Data entries for graphics
┄┄┄┄┄┄┄┄┄┄

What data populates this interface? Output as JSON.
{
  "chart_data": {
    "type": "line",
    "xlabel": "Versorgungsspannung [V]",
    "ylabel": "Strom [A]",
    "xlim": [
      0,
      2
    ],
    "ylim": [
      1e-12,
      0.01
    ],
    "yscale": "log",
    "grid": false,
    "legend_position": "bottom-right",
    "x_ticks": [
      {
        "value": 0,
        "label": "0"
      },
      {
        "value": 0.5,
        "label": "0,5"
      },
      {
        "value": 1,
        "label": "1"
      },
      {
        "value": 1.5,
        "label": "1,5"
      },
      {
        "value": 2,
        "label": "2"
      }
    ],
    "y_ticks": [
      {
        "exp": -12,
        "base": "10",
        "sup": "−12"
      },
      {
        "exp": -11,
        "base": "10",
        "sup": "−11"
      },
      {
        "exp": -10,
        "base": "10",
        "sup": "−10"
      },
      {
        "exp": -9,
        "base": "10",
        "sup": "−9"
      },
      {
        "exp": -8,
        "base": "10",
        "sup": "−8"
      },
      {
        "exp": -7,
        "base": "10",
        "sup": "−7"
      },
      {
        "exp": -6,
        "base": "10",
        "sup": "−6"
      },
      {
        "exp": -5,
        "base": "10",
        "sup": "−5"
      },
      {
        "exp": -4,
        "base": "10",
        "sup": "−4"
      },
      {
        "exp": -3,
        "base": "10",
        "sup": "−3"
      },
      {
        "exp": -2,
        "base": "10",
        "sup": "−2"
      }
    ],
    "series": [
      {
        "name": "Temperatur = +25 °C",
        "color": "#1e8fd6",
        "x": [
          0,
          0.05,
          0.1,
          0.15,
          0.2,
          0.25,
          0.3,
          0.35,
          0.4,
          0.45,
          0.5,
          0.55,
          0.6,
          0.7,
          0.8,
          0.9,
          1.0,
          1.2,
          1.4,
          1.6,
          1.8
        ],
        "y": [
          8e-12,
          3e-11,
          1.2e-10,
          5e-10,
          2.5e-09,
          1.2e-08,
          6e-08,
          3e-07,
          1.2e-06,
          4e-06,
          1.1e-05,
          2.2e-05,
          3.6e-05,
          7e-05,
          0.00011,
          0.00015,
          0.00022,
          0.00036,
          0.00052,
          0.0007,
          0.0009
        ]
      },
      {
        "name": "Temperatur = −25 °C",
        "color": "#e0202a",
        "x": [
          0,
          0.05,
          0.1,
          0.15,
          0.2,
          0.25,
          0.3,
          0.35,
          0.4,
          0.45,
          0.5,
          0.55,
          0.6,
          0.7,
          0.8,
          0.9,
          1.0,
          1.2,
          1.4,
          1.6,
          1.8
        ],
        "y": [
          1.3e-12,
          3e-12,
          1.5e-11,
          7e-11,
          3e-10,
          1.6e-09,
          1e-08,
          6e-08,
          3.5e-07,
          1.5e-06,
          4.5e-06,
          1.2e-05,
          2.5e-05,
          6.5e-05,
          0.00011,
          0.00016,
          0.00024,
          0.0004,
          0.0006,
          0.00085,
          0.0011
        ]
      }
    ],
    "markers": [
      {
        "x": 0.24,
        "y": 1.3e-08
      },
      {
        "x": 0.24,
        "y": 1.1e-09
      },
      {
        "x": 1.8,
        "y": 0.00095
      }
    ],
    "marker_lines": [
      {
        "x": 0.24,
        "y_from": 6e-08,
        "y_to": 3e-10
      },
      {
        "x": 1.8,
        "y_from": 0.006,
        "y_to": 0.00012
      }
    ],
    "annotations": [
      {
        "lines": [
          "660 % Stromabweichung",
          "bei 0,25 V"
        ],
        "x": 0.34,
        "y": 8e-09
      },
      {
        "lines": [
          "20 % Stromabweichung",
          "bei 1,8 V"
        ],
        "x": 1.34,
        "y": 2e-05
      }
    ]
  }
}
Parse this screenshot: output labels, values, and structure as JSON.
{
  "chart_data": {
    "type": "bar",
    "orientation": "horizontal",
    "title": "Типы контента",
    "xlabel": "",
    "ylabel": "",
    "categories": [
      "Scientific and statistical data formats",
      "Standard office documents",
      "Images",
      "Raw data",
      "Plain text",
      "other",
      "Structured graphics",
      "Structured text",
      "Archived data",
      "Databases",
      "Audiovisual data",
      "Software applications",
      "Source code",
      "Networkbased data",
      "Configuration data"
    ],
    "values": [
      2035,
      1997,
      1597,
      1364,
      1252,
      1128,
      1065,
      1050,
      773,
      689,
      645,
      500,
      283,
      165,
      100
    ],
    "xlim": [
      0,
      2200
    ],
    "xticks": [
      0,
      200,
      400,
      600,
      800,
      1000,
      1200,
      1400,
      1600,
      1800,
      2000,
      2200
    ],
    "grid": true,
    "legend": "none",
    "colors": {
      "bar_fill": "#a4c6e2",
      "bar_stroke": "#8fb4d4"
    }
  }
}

┄┄┄┄┄┄┄┄┄┄

Output the line that contains "Parse this screenshot: output", followed by every later line in the listing, with no line omitted and none added.

--- Exercise output ---
Parse this screenshot: output labels, values, and structure as JSON.
{
  "chart_data": {
    "type": "bar",
    "orientation": "horizontal",
    "title": "Типы контента",
    "xlabel": "",
    "ylabel": "",
    "categories": [
      "Scientific and statistical data formats",
      "Standard office documents",
      "Images",
      "Raw data",
      "Plain text",
      "other",
      "Structured graphics",
      "Structured text",
      "Archived data",
      "Databases",
      "Audiovisual data",
      "Software applications",
      "Source code",
      "Networkbased data",
      "Configuration data"
    ],
    "values": [
      2035,
      1997,
      1597,
      1364,
      1252,
      1128,
      1065,
      1050,
      773,
      689,
      645,
      500,
      283,
      165,
      100
    ],
    "xlim": [
      0,
      2200
    ],
    "xticks": [
      0,
      200,
      400,
      600,
      800,
      1000,
      1200,
      1400,
      1600,
      1800,
      2000,
      2200
    ],
    "grid": true,
    "legend": "none",
    "colors": {
      "bar_fill": "#a4c6e2",
      "bar_stroke": "#8fb4d4"
    }
  }
}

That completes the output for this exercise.